- **Task description**: Among the entries below, copy every line that carries the word "service".

- **Dataset rows of page text**:
* * * * * * *

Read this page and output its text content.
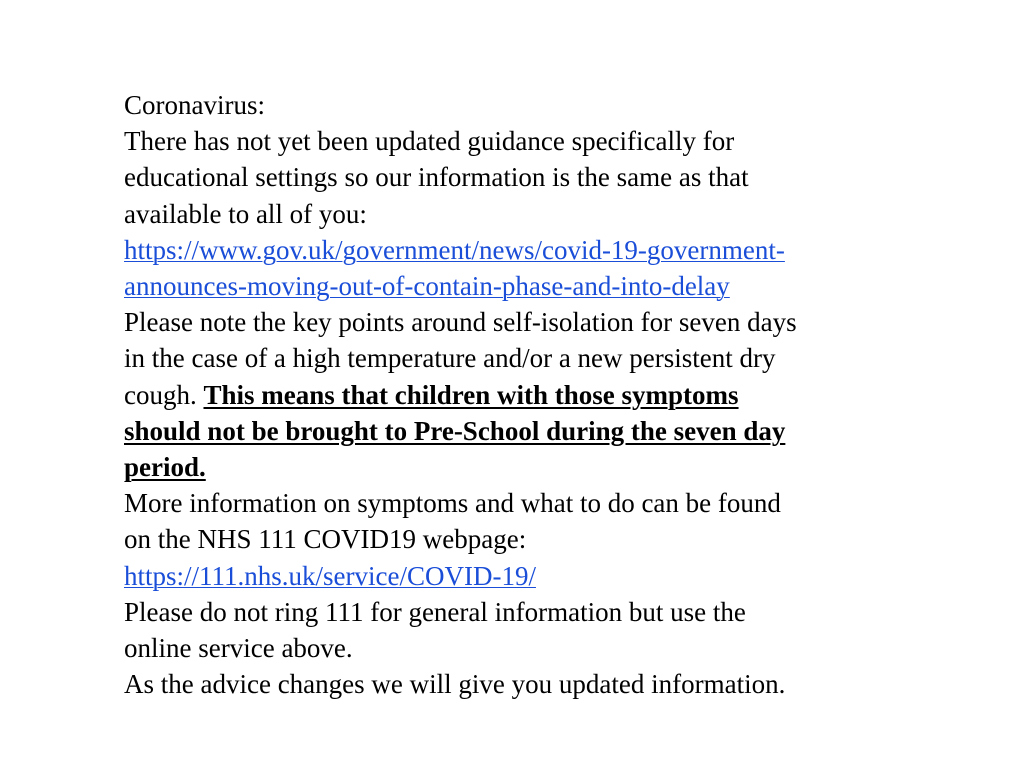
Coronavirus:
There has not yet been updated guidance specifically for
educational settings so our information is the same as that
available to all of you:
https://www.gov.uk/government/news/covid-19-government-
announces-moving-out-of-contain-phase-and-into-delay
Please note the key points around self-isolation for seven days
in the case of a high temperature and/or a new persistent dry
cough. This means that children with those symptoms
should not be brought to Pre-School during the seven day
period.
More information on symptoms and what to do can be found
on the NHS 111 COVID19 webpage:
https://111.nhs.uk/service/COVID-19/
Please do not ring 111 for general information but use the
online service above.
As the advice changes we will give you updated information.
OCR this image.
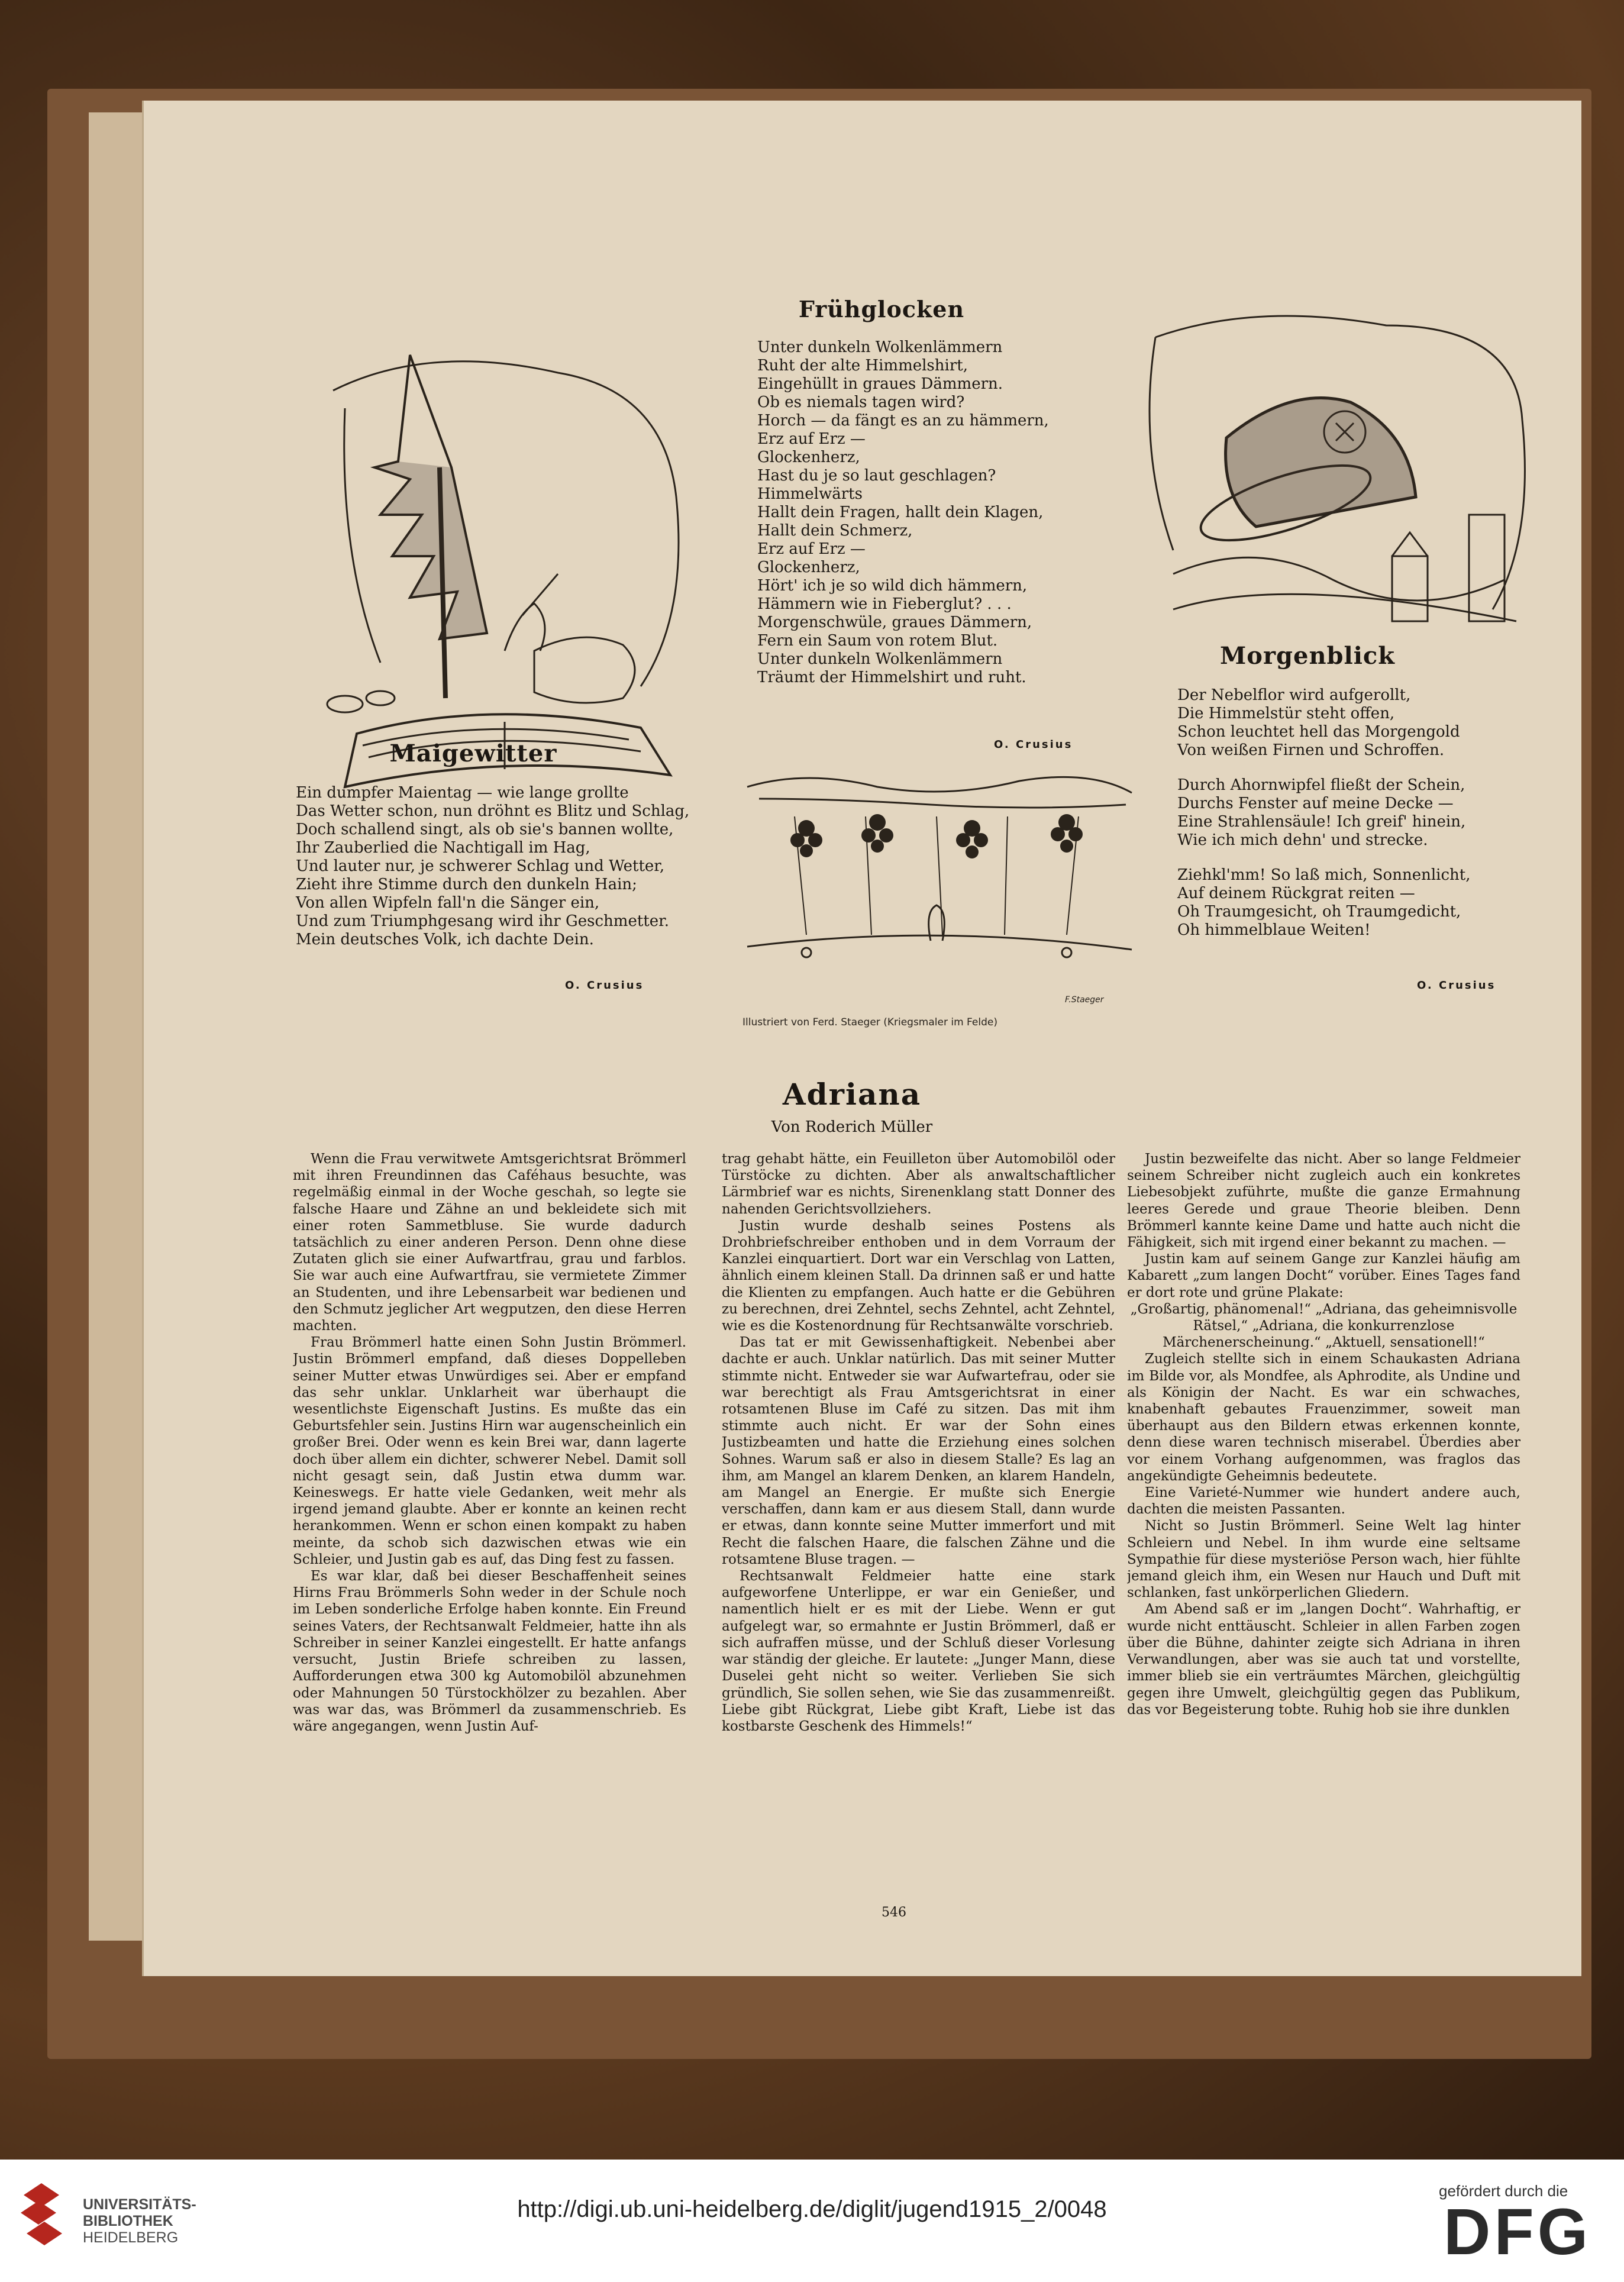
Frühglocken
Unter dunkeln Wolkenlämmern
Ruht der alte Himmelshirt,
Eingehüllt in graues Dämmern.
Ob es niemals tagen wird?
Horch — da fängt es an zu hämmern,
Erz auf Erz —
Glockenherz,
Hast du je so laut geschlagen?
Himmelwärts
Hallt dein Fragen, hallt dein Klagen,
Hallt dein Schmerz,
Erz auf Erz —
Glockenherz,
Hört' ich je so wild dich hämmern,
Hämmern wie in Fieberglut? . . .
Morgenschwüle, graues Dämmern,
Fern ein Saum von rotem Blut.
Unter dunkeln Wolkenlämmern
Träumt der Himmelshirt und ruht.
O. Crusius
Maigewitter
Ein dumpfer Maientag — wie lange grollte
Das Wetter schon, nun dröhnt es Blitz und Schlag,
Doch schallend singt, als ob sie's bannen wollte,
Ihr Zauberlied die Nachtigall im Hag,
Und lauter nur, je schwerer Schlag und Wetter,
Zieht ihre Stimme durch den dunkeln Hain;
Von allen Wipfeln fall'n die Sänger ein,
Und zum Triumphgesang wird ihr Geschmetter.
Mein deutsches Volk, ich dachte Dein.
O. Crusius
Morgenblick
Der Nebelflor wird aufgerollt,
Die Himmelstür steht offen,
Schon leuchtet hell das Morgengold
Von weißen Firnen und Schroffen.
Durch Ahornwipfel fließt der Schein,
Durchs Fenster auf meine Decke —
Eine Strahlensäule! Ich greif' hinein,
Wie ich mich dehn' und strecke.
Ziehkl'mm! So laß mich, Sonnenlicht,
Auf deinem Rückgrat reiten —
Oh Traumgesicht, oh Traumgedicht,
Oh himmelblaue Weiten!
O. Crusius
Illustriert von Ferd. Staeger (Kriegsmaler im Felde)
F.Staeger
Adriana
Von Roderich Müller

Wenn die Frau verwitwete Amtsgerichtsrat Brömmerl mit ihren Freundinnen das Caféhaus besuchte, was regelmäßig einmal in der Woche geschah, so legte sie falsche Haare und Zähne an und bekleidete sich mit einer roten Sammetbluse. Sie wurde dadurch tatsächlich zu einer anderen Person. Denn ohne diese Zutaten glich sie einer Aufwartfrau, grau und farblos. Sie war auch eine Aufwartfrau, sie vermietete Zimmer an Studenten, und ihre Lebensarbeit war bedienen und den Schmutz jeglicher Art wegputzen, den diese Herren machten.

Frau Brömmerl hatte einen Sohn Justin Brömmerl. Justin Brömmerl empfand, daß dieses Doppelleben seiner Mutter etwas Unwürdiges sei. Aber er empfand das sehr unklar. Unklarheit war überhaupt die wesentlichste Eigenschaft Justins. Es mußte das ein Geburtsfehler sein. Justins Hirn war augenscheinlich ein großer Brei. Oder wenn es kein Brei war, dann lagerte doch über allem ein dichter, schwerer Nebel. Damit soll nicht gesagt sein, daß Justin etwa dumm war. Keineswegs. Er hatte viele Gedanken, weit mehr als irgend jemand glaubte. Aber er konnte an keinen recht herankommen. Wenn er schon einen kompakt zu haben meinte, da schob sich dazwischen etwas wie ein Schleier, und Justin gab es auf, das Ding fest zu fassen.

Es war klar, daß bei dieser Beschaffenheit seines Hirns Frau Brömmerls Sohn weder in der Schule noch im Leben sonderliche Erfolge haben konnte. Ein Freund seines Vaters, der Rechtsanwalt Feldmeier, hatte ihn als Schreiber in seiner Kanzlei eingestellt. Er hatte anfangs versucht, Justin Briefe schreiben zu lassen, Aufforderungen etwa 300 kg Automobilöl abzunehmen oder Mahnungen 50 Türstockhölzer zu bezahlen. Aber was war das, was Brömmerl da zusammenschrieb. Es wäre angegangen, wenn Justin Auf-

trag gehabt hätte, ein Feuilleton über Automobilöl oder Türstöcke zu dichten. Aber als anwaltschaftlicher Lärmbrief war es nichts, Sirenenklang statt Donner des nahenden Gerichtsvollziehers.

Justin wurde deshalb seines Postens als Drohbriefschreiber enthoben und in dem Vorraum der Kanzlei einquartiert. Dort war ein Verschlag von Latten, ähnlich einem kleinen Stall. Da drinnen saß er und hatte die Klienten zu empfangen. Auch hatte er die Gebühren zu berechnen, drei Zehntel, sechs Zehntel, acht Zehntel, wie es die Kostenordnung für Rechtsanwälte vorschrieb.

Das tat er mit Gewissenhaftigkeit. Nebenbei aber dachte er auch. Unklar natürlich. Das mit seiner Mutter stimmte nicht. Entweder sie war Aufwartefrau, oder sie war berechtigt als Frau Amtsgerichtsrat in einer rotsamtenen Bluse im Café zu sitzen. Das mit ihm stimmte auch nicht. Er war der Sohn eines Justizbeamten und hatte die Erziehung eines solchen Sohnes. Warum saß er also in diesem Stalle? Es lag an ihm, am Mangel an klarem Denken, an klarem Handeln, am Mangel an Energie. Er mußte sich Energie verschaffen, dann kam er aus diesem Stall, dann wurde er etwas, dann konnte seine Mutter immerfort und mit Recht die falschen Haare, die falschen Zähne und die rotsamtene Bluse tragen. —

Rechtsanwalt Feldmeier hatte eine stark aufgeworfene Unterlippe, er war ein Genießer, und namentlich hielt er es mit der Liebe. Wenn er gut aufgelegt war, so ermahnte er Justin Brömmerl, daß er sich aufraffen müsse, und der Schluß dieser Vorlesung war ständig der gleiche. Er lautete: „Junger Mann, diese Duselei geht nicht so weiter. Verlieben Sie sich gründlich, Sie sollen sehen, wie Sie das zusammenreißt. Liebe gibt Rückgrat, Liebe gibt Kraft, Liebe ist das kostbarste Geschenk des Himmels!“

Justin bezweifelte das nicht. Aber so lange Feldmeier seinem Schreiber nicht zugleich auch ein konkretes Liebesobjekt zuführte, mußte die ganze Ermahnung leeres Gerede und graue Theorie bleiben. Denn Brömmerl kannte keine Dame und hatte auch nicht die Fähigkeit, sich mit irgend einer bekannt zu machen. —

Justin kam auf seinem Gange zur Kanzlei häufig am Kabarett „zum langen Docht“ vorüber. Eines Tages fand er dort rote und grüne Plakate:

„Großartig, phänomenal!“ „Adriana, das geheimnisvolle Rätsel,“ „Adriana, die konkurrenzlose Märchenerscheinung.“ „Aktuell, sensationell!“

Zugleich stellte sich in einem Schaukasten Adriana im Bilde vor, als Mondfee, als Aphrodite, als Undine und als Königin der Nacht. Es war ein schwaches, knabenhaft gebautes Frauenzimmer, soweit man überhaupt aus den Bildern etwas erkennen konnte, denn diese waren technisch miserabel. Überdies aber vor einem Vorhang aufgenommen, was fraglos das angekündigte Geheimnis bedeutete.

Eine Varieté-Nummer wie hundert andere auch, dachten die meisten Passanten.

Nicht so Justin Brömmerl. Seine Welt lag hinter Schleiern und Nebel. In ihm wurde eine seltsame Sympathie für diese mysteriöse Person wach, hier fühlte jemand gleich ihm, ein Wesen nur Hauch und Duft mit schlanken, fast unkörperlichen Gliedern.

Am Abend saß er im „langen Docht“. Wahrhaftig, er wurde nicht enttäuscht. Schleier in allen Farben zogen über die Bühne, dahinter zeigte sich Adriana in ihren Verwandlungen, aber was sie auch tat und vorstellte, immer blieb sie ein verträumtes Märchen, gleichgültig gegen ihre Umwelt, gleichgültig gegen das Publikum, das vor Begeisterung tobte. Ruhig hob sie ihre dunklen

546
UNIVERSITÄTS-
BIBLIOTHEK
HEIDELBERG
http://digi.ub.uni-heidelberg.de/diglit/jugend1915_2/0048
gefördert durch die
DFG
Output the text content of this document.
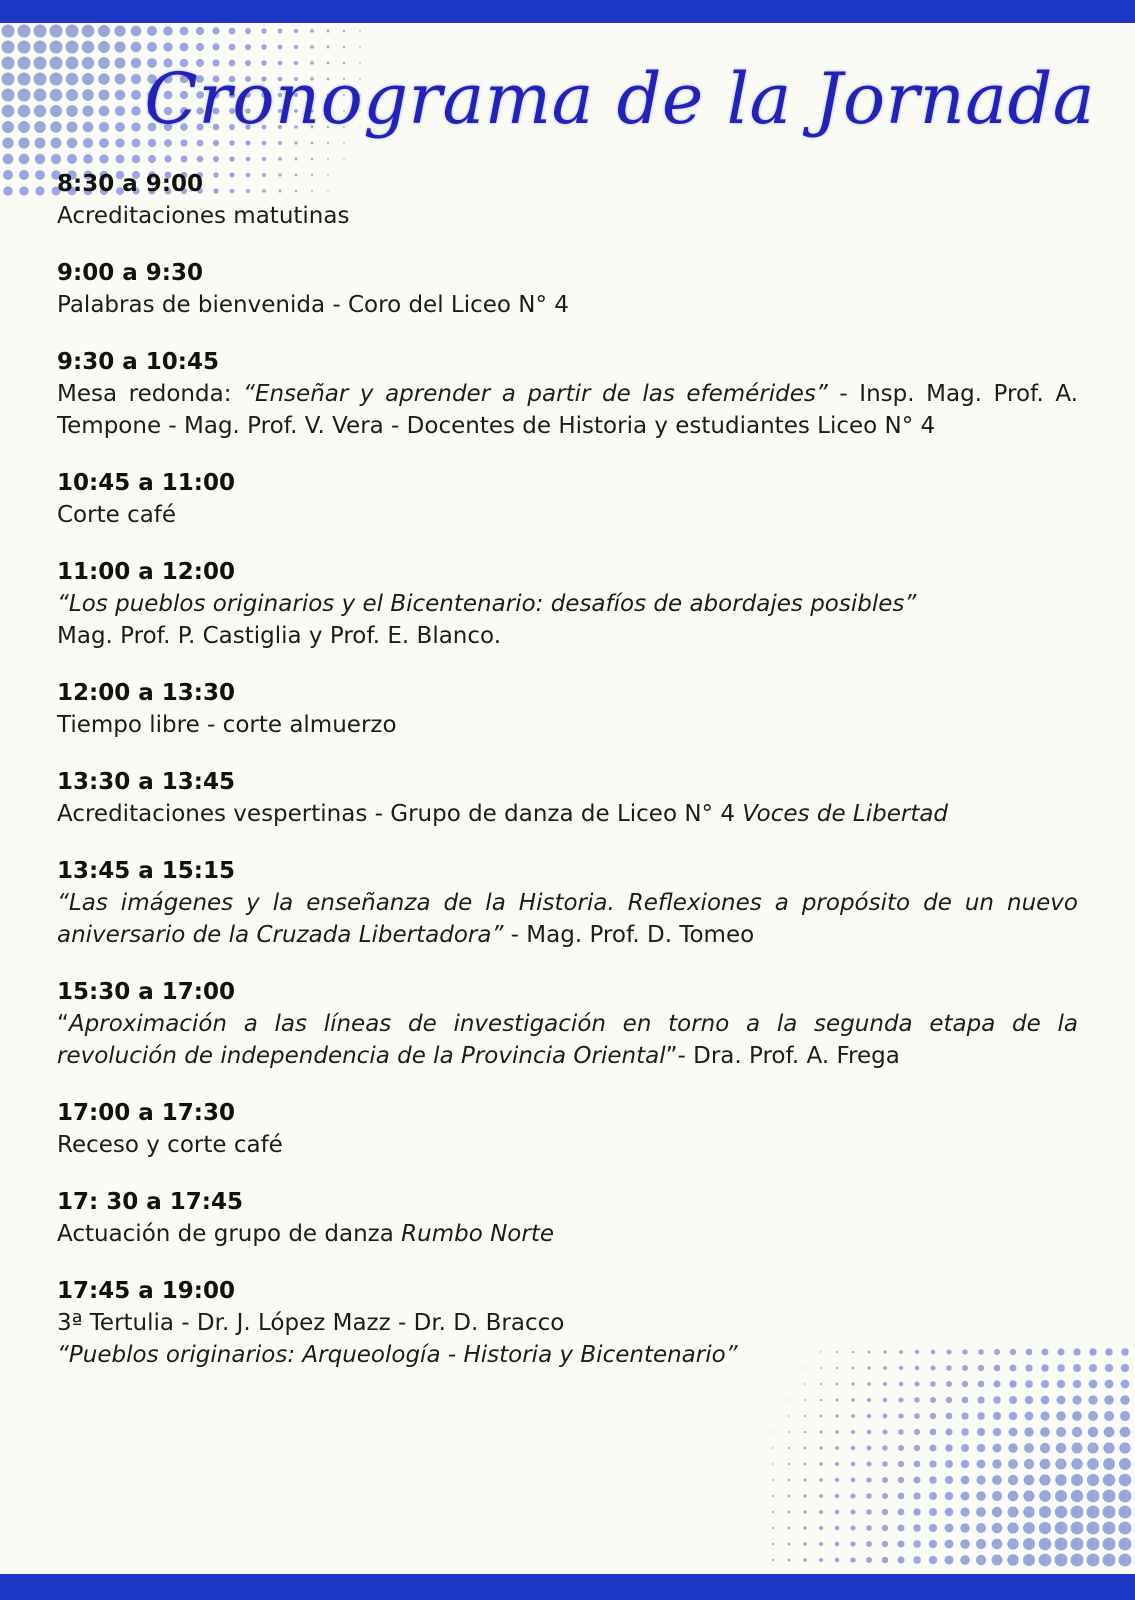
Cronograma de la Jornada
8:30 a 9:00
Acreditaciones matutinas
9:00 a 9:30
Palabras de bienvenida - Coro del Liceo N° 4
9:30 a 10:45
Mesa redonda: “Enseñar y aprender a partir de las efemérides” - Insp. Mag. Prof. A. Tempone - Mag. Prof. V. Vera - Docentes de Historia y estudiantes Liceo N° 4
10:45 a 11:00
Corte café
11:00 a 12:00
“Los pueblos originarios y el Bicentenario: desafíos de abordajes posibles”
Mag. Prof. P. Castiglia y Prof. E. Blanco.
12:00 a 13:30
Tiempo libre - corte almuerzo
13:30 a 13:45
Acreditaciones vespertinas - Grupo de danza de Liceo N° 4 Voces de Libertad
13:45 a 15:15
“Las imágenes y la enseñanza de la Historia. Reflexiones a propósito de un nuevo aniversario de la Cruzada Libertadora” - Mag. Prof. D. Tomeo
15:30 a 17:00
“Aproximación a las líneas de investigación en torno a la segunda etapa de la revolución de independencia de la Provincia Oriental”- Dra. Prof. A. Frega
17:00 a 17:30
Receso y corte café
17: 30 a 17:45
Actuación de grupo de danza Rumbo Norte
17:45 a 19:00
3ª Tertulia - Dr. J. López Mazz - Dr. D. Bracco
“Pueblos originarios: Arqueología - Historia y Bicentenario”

* * * * * * *

- **Response to the exercise**:
https://111.nhs.uk/service/COVID-19/
online service above.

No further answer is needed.